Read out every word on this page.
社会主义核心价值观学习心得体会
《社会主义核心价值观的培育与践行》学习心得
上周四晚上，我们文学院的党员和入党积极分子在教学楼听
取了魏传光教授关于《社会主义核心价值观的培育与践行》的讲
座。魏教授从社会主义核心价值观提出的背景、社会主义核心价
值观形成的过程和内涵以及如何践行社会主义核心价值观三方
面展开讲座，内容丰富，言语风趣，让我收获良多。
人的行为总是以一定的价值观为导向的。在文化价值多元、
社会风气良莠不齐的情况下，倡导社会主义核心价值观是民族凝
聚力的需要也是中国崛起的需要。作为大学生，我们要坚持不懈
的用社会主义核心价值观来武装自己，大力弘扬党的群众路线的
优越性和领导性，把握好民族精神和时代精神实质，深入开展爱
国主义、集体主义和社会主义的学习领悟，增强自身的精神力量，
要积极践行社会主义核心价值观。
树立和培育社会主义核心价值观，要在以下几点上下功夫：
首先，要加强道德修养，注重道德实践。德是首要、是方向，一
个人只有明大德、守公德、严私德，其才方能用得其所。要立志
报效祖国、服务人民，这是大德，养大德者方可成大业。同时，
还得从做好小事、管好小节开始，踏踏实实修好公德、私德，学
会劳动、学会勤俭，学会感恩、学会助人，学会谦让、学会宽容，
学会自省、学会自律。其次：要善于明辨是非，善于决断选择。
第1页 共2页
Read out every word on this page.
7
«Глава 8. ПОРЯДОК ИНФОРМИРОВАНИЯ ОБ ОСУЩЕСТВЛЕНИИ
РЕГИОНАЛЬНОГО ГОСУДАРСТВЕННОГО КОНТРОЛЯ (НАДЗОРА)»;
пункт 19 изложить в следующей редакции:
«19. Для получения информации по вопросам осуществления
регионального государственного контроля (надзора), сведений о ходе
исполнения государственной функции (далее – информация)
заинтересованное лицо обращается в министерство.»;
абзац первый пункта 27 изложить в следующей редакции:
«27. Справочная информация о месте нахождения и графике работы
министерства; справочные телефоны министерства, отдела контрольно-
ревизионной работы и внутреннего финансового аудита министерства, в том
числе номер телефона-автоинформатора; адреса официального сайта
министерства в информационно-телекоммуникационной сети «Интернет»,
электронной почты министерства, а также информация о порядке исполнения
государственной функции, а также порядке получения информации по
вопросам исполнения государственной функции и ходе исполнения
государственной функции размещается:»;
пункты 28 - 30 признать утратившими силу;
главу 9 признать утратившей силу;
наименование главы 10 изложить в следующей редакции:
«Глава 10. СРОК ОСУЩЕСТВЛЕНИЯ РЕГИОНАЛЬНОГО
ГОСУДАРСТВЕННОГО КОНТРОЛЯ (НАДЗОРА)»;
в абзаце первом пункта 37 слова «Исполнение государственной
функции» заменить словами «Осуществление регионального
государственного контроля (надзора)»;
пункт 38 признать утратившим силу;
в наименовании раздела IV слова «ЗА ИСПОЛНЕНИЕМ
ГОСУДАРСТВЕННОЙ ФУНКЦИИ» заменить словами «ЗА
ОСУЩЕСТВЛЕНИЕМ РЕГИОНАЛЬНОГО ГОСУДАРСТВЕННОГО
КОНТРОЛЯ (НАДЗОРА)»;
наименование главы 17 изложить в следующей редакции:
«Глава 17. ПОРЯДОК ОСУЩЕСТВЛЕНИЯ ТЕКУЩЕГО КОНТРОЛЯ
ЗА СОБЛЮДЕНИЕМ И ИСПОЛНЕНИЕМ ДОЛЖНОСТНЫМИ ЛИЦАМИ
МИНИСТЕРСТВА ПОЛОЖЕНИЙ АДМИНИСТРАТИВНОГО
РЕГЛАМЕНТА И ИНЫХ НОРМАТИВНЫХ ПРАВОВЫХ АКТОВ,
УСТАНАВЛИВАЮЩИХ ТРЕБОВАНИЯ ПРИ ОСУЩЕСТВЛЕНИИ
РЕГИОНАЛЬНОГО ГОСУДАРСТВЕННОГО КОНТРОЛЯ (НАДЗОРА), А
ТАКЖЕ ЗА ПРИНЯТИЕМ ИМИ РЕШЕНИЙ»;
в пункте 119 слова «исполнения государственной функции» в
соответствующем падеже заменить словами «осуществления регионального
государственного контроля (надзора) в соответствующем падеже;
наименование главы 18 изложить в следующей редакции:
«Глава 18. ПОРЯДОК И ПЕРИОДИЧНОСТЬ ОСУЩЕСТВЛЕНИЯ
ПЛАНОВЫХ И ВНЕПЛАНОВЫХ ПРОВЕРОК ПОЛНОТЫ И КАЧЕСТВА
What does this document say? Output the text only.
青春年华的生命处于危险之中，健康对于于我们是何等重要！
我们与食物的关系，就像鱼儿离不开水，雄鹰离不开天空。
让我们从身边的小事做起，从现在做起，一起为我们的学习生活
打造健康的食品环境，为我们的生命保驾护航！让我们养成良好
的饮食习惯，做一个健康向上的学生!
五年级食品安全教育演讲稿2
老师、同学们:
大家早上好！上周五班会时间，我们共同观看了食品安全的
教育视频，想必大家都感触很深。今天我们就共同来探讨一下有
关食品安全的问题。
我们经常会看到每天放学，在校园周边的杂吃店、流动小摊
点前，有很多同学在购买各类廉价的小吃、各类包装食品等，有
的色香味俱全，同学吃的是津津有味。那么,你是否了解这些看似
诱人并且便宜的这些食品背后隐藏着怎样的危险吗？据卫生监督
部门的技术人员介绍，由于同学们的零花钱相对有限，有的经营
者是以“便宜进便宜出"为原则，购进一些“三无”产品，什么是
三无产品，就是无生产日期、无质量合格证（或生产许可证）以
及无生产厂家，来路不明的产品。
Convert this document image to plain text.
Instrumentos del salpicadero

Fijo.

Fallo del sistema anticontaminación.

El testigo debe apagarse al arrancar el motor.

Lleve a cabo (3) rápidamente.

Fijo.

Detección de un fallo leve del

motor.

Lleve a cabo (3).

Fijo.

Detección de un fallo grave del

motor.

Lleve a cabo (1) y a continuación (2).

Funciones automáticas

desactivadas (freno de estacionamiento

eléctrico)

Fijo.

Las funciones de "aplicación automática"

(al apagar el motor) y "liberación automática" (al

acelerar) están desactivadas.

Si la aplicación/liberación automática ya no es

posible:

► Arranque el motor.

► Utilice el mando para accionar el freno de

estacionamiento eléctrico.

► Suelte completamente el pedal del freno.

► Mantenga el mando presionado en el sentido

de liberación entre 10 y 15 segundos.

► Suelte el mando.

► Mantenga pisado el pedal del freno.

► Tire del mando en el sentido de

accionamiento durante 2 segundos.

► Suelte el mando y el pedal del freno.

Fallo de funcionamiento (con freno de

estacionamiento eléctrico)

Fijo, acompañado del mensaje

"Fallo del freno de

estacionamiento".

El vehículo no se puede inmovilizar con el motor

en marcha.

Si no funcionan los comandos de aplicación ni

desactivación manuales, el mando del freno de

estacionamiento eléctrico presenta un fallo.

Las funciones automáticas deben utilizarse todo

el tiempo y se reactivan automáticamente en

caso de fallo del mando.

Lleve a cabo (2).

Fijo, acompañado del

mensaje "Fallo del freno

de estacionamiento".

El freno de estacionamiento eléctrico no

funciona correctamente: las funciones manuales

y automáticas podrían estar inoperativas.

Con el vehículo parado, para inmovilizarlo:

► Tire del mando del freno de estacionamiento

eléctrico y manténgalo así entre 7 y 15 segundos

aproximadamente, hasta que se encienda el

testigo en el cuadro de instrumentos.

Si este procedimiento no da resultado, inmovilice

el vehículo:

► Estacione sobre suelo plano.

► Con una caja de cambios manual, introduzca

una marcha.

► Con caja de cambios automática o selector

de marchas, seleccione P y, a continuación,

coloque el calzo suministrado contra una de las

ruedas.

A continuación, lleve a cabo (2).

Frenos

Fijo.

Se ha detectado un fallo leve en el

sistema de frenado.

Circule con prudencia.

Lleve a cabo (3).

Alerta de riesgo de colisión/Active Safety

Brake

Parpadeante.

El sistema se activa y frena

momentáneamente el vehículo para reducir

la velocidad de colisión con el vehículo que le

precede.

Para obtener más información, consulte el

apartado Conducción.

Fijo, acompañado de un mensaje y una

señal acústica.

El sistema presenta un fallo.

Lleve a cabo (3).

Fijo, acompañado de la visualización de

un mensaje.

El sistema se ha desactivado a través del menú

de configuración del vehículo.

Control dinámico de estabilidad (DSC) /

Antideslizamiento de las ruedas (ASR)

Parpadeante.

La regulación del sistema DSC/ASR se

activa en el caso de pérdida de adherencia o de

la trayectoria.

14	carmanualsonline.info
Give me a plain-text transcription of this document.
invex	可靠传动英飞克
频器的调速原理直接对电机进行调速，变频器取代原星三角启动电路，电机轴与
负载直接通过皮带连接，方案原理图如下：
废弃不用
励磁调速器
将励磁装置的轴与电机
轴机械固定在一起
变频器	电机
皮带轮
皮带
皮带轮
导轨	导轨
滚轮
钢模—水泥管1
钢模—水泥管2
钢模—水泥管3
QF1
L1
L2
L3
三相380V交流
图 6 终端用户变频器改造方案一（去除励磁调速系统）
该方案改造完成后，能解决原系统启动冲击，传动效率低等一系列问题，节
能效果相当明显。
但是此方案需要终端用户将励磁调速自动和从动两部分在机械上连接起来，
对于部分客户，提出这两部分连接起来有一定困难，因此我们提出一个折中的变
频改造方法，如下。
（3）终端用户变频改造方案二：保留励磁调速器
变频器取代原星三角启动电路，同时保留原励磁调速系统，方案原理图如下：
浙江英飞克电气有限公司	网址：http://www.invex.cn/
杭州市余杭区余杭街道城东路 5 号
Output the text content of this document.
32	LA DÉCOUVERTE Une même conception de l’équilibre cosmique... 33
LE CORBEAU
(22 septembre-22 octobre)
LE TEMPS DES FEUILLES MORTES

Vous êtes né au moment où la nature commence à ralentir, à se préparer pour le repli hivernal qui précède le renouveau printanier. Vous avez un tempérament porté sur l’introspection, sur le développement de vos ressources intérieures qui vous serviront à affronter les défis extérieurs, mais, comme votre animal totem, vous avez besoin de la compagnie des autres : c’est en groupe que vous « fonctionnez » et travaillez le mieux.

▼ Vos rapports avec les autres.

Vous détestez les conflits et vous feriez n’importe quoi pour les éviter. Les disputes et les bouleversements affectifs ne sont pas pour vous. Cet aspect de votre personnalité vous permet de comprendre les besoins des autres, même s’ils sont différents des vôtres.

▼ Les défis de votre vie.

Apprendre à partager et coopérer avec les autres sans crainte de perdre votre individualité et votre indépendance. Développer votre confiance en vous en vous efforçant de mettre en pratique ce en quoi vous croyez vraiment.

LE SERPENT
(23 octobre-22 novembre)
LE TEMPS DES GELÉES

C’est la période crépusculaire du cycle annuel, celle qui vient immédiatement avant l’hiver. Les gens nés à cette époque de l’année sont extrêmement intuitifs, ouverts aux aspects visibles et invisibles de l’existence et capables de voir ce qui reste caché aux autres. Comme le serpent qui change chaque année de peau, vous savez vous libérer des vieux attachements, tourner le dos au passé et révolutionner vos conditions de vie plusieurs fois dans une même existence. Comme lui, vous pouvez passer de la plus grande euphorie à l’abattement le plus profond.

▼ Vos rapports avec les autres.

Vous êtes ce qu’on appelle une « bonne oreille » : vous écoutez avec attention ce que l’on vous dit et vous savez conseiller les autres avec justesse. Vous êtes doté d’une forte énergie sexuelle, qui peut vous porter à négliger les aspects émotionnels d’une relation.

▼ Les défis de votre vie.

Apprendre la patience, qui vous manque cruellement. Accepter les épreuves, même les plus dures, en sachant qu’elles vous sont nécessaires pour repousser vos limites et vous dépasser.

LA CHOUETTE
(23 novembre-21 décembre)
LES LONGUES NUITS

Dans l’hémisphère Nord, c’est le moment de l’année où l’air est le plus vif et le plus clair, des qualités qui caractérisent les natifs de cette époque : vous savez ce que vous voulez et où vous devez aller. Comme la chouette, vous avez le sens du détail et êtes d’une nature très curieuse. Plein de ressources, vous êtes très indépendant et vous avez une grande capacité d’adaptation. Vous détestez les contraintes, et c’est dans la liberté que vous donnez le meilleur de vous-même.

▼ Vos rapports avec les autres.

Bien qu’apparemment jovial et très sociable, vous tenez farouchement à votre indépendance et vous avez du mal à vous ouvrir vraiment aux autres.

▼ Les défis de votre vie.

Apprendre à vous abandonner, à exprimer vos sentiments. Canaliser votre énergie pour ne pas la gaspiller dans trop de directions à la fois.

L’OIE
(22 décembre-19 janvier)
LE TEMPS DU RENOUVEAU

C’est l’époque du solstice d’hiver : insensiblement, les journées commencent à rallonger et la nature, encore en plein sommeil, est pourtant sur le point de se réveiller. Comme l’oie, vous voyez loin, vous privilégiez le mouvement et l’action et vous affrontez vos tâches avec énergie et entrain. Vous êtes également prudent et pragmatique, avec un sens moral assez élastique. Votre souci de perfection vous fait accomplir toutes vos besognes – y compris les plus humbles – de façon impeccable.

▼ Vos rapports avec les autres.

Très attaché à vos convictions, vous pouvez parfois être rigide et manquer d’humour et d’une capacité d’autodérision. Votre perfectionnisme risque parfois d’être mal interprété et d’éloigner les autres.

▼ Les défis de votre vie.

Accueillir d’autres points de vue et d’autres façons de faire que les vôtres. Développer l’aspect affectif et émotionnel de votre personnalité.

■ YOUR GOAL: Using the listing above, show every line that includes the string "détestez".

■ ANSWER FOR THIS EXERCISE:
Vous détestez les conflits et vous feriez n’importe quoi pour les éviter. Les disputes et les bouleversements affectifs ne sont pas pour vous. Cet aspect de votre personnalité vous permet de comprendre les besoins des autres, même s’ils sont différents des vôtres.
Dans l’hémisphère Nord, c’est le moment de l’année où l’air est le plus vif et le plus clair, des qualités qui caractérisent les natifs de cette époque : vous savez ce que vous voulez et où vous devez aller. Comme la chouette, vous avez le sens du détail et êtes d’une nature très curieuse. Plein de ressources, vous êtes très indépendant et vous avez une grande capacité d’adaptation. Vous détestez les contraintes, et c’est dans la liberté que vous donnez le meilleur de vous-même.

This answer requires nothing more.